— Data entries —
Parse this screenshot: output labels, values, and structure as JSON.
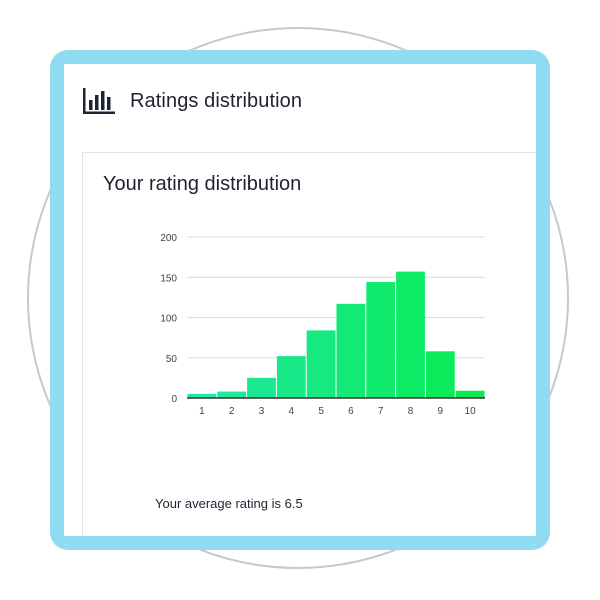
{
  "page": {
    "title": "Ratings distribution",
    "icon": "bar-chart-icon"
  },
  "card": {
    "title": "Your rating distribution",
    "average_text": "Your average rating is 6.5"
  },
  "chart_data": {
    "type": "bar",
    "title": "",
    "xlabel": "",
    "ylabel": "",
    "categories": [
      "1",
      "2",
      "3",
      "4",
      "5",
      "6",
      "7",
      "8",
      "9",
      "10"
    ],
    "values": [
      5,
      8,
      25,
      52,
      84,
      117,
      144,
      157,
      58,
      9
    ],
    "ylim": [
      0,
      200
    ],
    "yticks": [
      0,
      50,
      100,
      150,
      200
    ],
    "grid": true,
    "colors": [
      "#20e9a3",
      "#08ea52"
    ]
  }
}
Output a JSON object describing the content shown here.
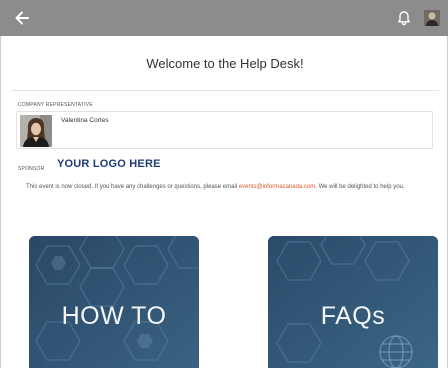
{
  "topbar": {
    "back_icon": "arrow-left-icon",
    "bell_icon": "bell-icon",
    "profile_icon": "profile-icon"
  },
  "page": {
    "title": "Welcome to the Help Desk!"
  },
  "representative": {
    "section_label": "COMPANY REPRESENTATIVE",
    "name": "Valentina Cortes"
  },
  "sponsor": {
    "section_label": "SPONSOR",
    "logo_text": "YOUR LOGO HERE"
  },
  "notice": {
    "text_before": "This event is now closed. If you have any challenges or questions, please email ",
    "email": "events@informacanada.com",
    "text_after": ". We will be delighted to help you."
  },
  "tiles": [
    {
      "label": "HOW TO",
      "icon": "howto-tile"
    },
    {
      "label": "FAQs",
      "icon": "faqs-tile"
    }
  ],
  "colors": {
    "topbar": "#8c8c8c",
    "tile": "#2e4f6f",
    "email_link": "#e05a2b",
    "logo": "#1f3b74"
  }
}
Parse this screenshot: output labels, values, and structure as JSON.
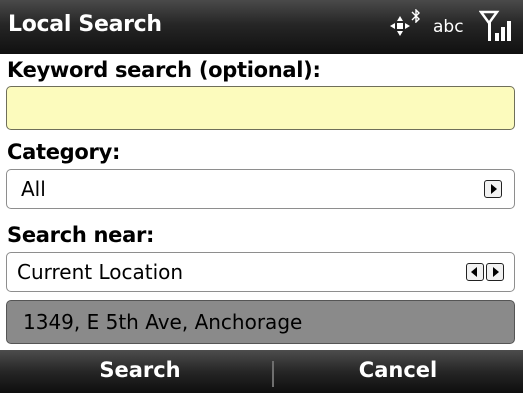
{
  "window": {
    "title": "Local Search"
  },
  "status": {
    "icons": [
      "navigation-pad-icon",
      "bluetooth-icon",
      "signal-strength-icon"
    ],
    "input_mode": "abc"
  },
  "form": {
    "keyword": {
      "label": "Keyword search (optional):",
      "value": ""
    },
    "category": {
      "label": "Category:",
      "value": "All"
    },
    "near": {
      "label": "Search near:",
      "value": "Current Location",
      "address": "1349, E 5th Ave, Anchorage"
    }
  },
  "softkeys": {
    "left": "Search",
    "right": "Cancel"
  },
  "colors": {
    "titlebar": "#262626",
    "keyword_field": "#fcfbbd",
    "address_highlight": "#8a8a8a"
  }
}
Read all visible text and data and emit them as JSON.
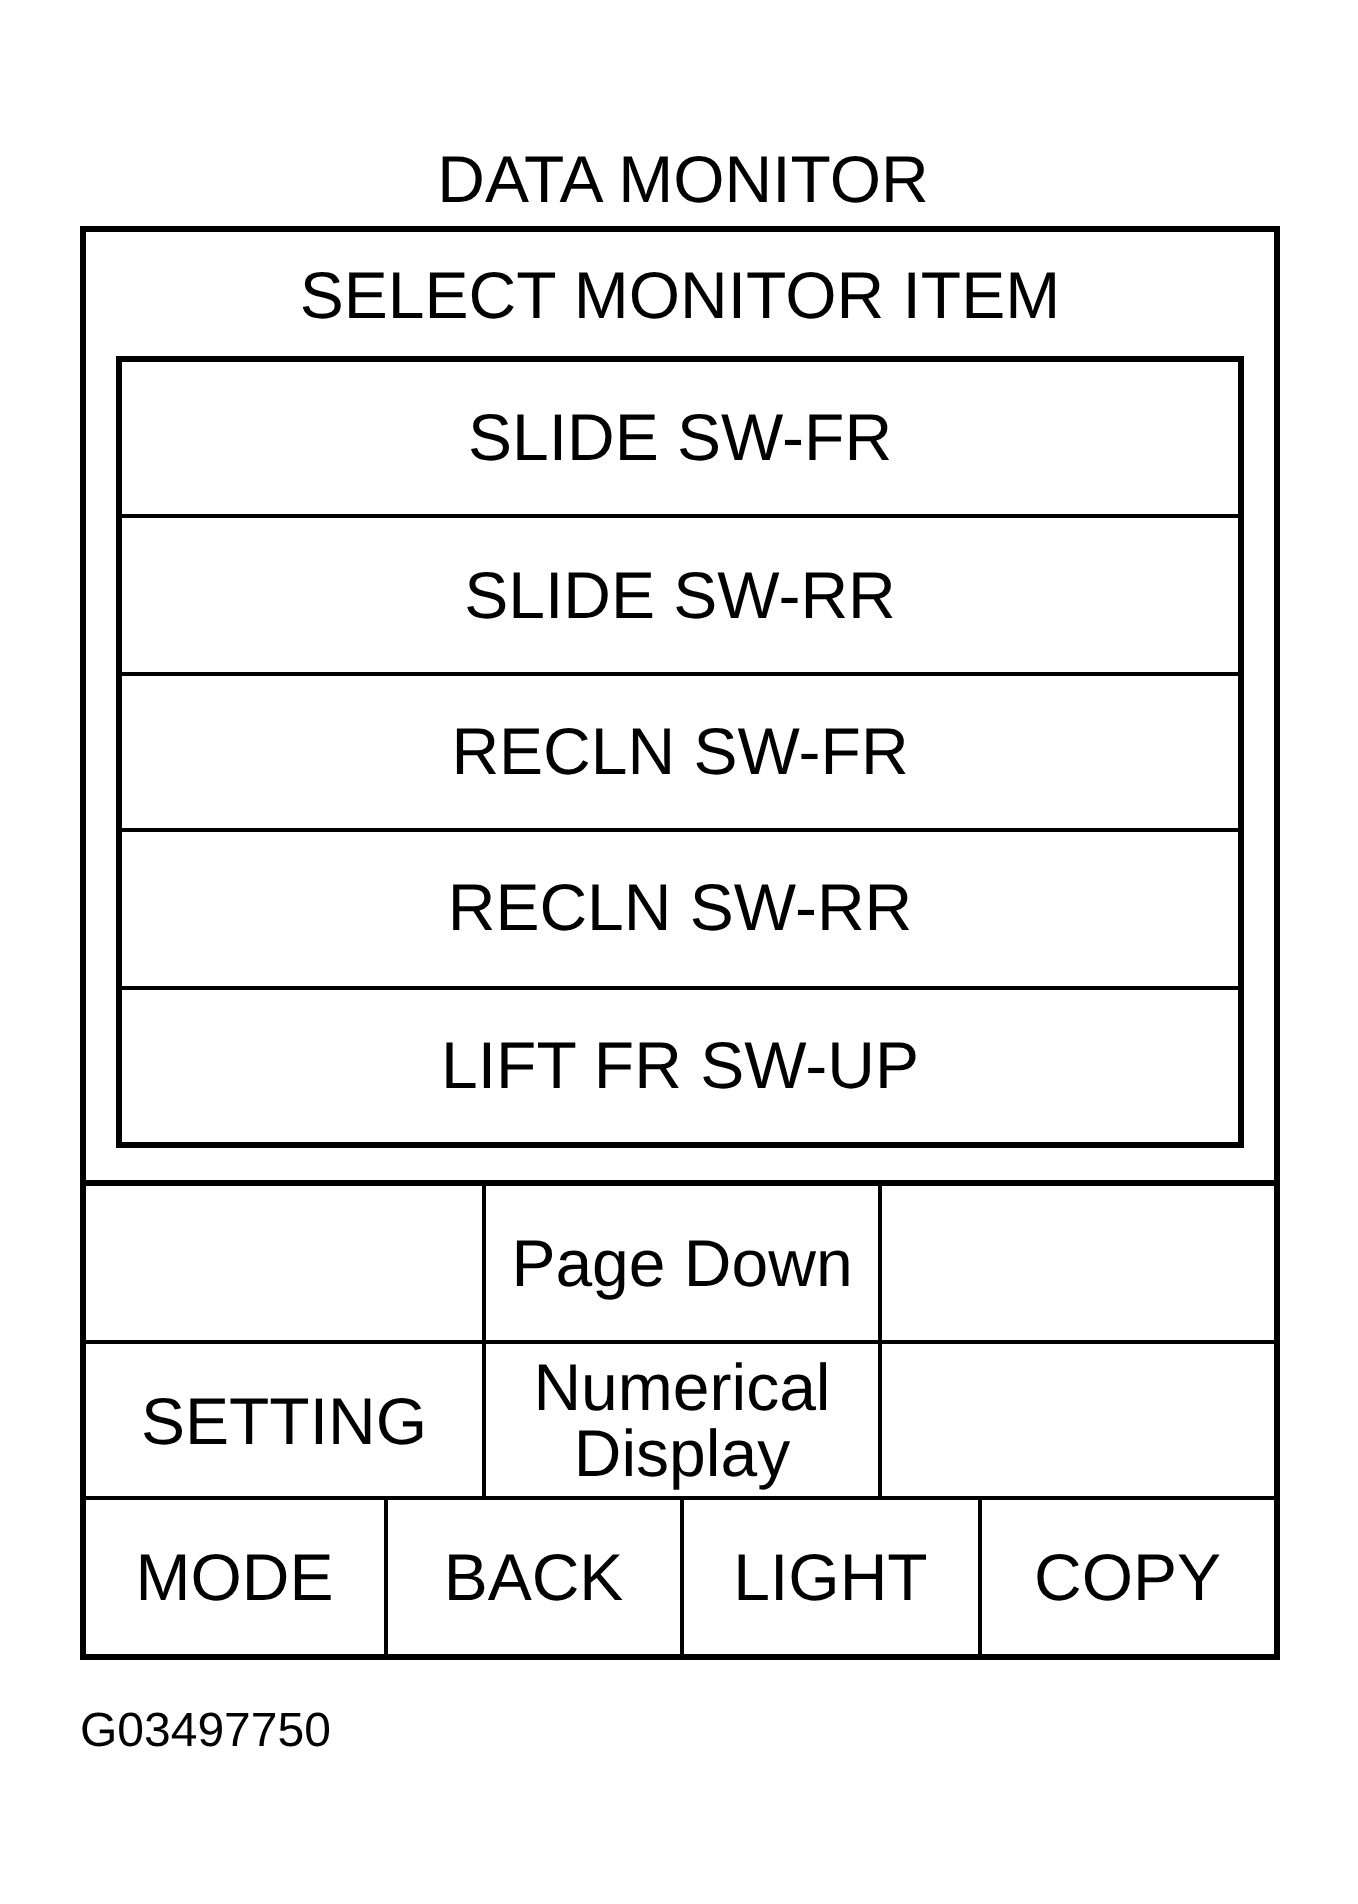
{
  "title": "DATA MONITOR",
  "screen": {
    "heading": "SELECT MONITOR ITEM",
    "items": [
      "SLIDE SW-FR",
      "SLIDE SW-RR",
      "RECLN SW-FR",
      "RECLN SW-RR",
      "LIFT FR SW-UP"
    ]
  },
  "key_rows": [
    {
      "keys": [
        {
          "kind": "blank"
        },
        {
          "kind": "key",
          "label": "Page Down"
        },
        {
          "kind": "blank"
        }
      ]
    },
    {
      "keys": [
        {
          "kind": "key",
          "label": "SETTING"
        },
        {
          "kind": "key",
          "label": "Numerical Display"
        },
        {
          "kind": "blank"
        }
      ]
    },
    {
      "keys": [
        {
          "kind": "key",
          "label": "MODE"
        },
        {
          "kind": "key",
          "label": "BACK"
        },
        {
          "kind": "key",
          "label": "LIGHT"
        },
        {
          "kind": "key",
          "label": "COPY"
        }
      ]
    }
  ],
  "figure_id": "G03497750"
}
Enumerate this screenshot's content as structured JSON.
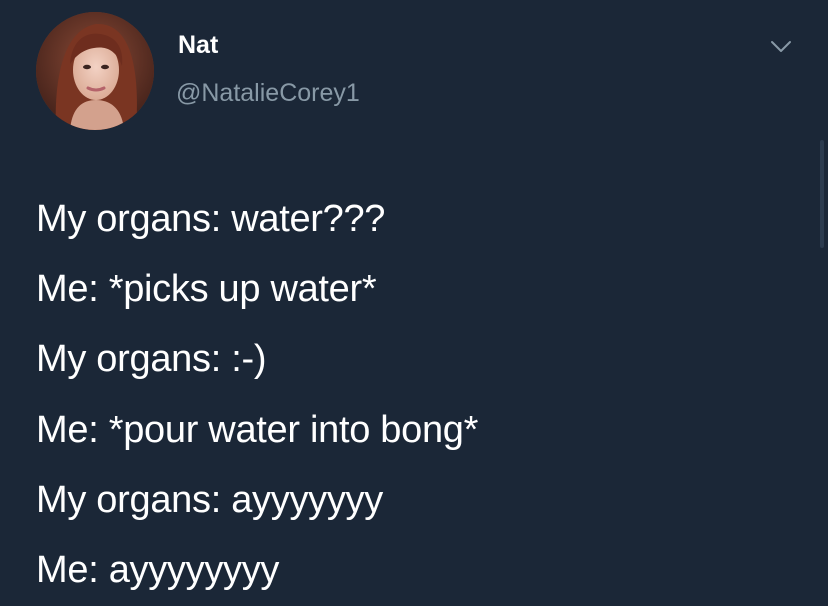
{
  "tweet": {
    "author": {
      "display_name": "Nat",
      "handle": "@NatalieCorey1",
      "avatar_icon": "profile-photo"
    },
    "menu_icon": "chevron-down-icon",
    "lines": [
      "My organs: water???",
      "Me: *picks up water*",
      "My organs: :-)",
      "Me: *pour water into bong*",
      "My organs: ayyyyyyy",
      "Me: ayyyyyyyy"
    ]
  },
  "colors": {
    "background": "#1b2737",
    "text": "#ffffff",
    "secondary_text": "#8899a6"
  }
}
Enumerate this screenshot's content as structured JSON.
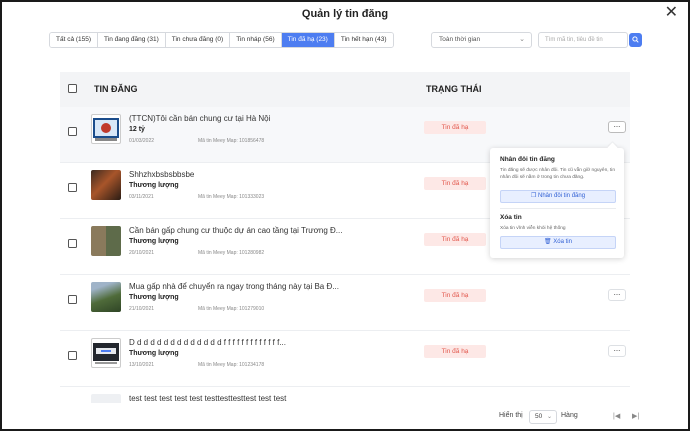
{
  "modal": {
    "title": "Quản lý tin đăng",
    "close_glyph": "✕"
  },
  "tabs": [
    {
      "label": "Tất cả (155)",
      "active": false
    },
    {
      "label": "Tin đang đăng (31)",
      "active": false
    },
    {
      "label": "Tin chưa đăng (0)",
      "active": false
    },
    {
      "label": "Tin nháp (56)",
      "active": false
    },
    {
      "label": "Tin đã hạ (23)",
      "active": true
    },
    {
      "label": "Tin hết hạn (43)",
      "active": false
    }
  ],
  "filters": {
    "time_value": "Toàn thời gian",
    "search_placeholder": "Tìm mã tin, tiêu đề tin"
  },
  "table": {
    "headers": {
      "title": "TIN ĐĂNG",
      "status": "TRẠNG THÁI"
    },
    "rows": [
      {
        "title": "(TTCN)Tôi cần bán chung cư tại Hà Nội",
        "price": "12 tỷ",
        "date": "01/03/2022",
        "code": "Mã tin Meey Map: 101856478",
        "status": "Tin đã hạ",
        "thumb": "thumb-screen-red"
      },
      {
        "title": "Shhzhxbsbsbbsbe",
        "price": "Thương lượng",
        "date": "03/11/2021",
        "code": "Mã tin Meey Map: 101333023",
        "status": "Tin đã hạ",
        "thumb": "thumb-night-scene"
      },
      {
        "title": "Cần bán gấp chung cư thuộc dự án cao tầng tại Trương Đ...",
        "price": "Thương lượng",
        "date": "20/10/2021",
        "code": "Mã tin Meey Map: 101280982",
        "status": "Tin đã hạ",
        "thumb": "thumb-house-collage"
      },
      {
        "title": "Mua gấp nhà để chuyển ra ngay trong tháng này tại Ba Đ...",
        "price": "Thương lượng",
        "date": "21/10/2021",
        "code": "Mã tin Meey Map: 101279010",
        "status": "Tin đã hạ",
        "thumb": "thumb-trees"
      },
      {
        "title": "D d d d d d d d d d d d d d f f f f f f f f f f f f f...",
        "price": "Thương lượng",
        "date": "13/10/2021",
        "code": "Mã tin Meey Map: 101234178",
        "status": "Tin đã hạ",
        "thumb": "thumb-screen-dark"
      },
      {
        "title": "test test test test test testtesttesttest test test",
        "price": "",
        "date": "",
        "code": "",
        "status": "",
        "thumb": "thumb-plain"
      }
    ]
  },
  "popup": {
    "duplicate_heading": "Nhân đôi tin đăng",
    "duplicate_desc": "Tin đăng sẽ được nhân đôi. Tin cũ vẫn giữ nguyên, tin nhân đôi sẽ nằm ở trong tin chưa đăng.",
    "duplicate_button": "Nhân đôi tin đăng",
    "delete_heading": "Xóa tin",
    "delete_desc": "Xóa tin vĩnh viễn khỏi hệ thống",
    "delete_button": "Xóa tin"
  },
  "footer": {
    "show_label": "Hiển thị",
    "page_size": "50",
    "rows_label": "Hàng"
  },
  "colors": {
    "accent": "#4d7df1",
    "badge_bg": "#fde8e6",
    "badge_text": "#e2574c"
  }
}
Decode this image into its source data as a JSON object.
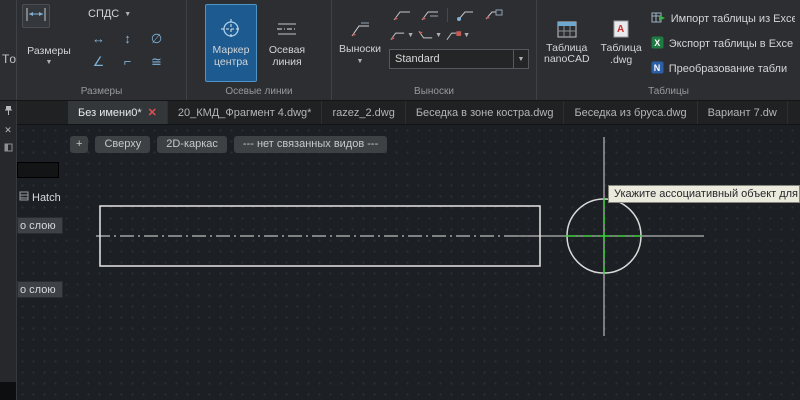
{
  "ribbon": {
    "partial_left_text": "Тo",
    "groups": {
      "dimensions": {
        "label": "Размеры",
        "spds_dropdown": "СПДС",
        "razmery_dropdown": "Размеры"
      },
      "axis_lines": {
        "label": "Осевые линии",
        "center_marker": "Маркер центра",
        "axis_line": "Осевая линия"
      },
      "leaders": {
        "label": "Выноски",
        "leaders_dropdown": "Выноски",
        "style_combo": "Standard"
      },
      "tables": {
        "label": "Таблицы",
        "table_nanocad": "Таблица nanoCAD",
        "table_dwg": "Таблица .dwg",
        "import_excel": "Импорт таблицы из Exce",
        "export_excel": "Экспорт таблицы в Exce",
        "convert_tables": "Преобразование табли"
      }
    }
  },
  "tabs": [
    {
      "label": "Без имени0*",
      "close": "✕"
    },
    {
      "label": "20_КМД_Фрагмент 4.dwg*"
    },
    {
      "label": "razez_2.dwg"
    },
    {
      "label": "Беседка в зоне костра.dwg"
    },
    {
      "label": "Беседка из бруса.dwg"
    },
    {
      "label": "Вариант 7.dw"
    }
  ],
  "viewport_controls": {
    "add": "+",
    "view_name": "Сверху",
    "visual_style": "2D-каркас",
    "linked_views": "--- нет связанных видов ---"
  },
  "properties_panel": {
    "hatch": "Hatch",
    "bylayer_1": "о слою",
    "bylayer_2": "о слою"
  },
  "canvas": {
    "tooltip": "Укажите ассоциативный объект для"
  },
  "colors": {
    "active_tool_blue": "#1d5a8f",
    "marker_green": "#3ed33e",
    "tab_close_red": "#e25252"
  }
}
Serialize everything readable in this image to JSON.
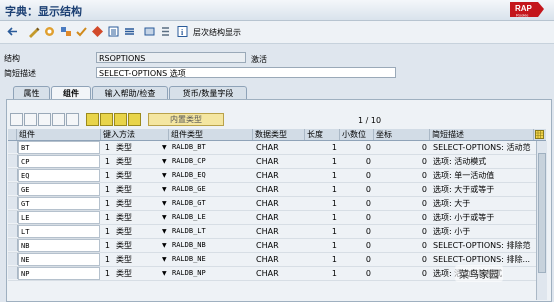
{
  "window": {
    "title": "字典：显示结构"
  },
  "logo": {
    "top": "RAP",
    "bottom": "Rookie"
  },
  "toolbar": {
    "hierarchy_label": "层次结构显示"
  },
  "header": {
    "structure_label": "结构",
    "structure_value": "RSOPTIONS",
    "status": "激活",
    "short_desc_label": "简短描述",
    "short_desc_value": "SELECT-OPTIONS 选项"
  },
  "tabs": [
    {
      "label": "属性",
      "active": false
    },
    {
      "label": "组件",
      "active": true
    },
    {
      "label": "输入帮助/检查",
      "active": false
    },
    {
      "label": "货币/数量字段",
      "active": false
    }
  ],
  "table_toolbar": {
    "builtin_type_label": "内置类型",
    "page_info": "1 / 10"
  },
  "table": {
    "columns": [
      "组件",
      "键入方法",
      "组件类型",
      "数据类型",
      "长度",
      "小数位",
      "坐标",
      "简短描述"
    ],
    "rows": [
      {
        "component": "BT",
        "method_num": "1",
        "method": "类型",
        "type": "RALDB_BT",
        "dtype": "CHAR",
        "len": "1",
        "dec": "0",
        "coord": "0",
        "desc": "SELECT-OPTIONS: 活动范"
      },
      {
        "component": "CP",
        "method_num": "1",
        "method": "类型",
        "type": "RALDB_CP",
        "dtype": "CHAR",
        "len": "1",
        "dec": "0",
        "coord": "0",
        "desc": "选项: 活动模式"
      },
      {
        "component": "EQ",
        "method_num": "1",
        "method": "类型",
        "type": "RALDB_EQ",
        "dtype": "CHAR",
        "len": "1",
        "dec": "0",
        "coord": "0",
        "desc": "选项: 单一活动值"
      },
      {
        "component": "GE",
        "method_num": "1",
        "method": "类型",
        "type": "RALDB_GE",
        "dtype": "CHAR",
        "len": "1",
        "dec": "0",
        "coord": "0",
        "desc": "选项: 大于或等于"
      },
      {
        "component": "GT",
        "method_num": "1",
        "method": "类型",
        "type": "RALDB_GT",
        "dtype": "CHAR",
        "len": "1",
        "dec": "0",
        "coord": "0",
        "desc": "选项: 大于"
      },
      {
        "component": "LE",
        "method_num": "1",
        "method": "类型",
        "type": "RALDB_LE",
        "dtype": "CHAR",
        "len": "1",
        "dec": "0",
        "coord": "0",
        "desc": "选项: 小于或等于"
      },
      {
        "component": "LT",
        "method_num": "1",
        "method": "类型",
        "type": "RALDB_LT",
        "dtype": "CHAR",
        "len": "1",
        "dec": "0",
        "coord": "0",
        "desc": "选项: 小于"
      },
      {
        "component": "NB",
        "method_num": "1",
        "method": "类型",
        "type": "RALDB_NB",
        "dtype": "CHAR",
        "len": "1",
        "dec": "0",
        "coord": "0",
        "desc": "SELECT-OPTIONS: 排除范"
      },
      {
        "component": "NE",
        "method_num": "1",
        "method": "类型",
        "type": "RALDB_NE",
        "dtype": "CHAR",
        "len": "1",
        "dec": "0",
        "coord": "0",
        "desc": "SELECT-OPTIONS: 排除..."
      },
      {
        "component": "NP",
        "method_num": "1",
        "method": "类型",
        "type": "RALDB_NP",
        "dtype": "CHAR",
        "len": "1",
        "dec": "0",
        "coord": "0",
        "desc": "选项: 活动排除模式"
      }
    ]
  },
  "watermark": {
    "text": "菜鸟家园"
  },
  "colors": {
    "title": "#1b3f73",
    "logo_red": "#c4161c",
    "accent_yellow": "#f4e6a1"
  }
}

— What is asked —
Say how many lines of the material contain the word "image", with no other text.

— Response to this exercise —
2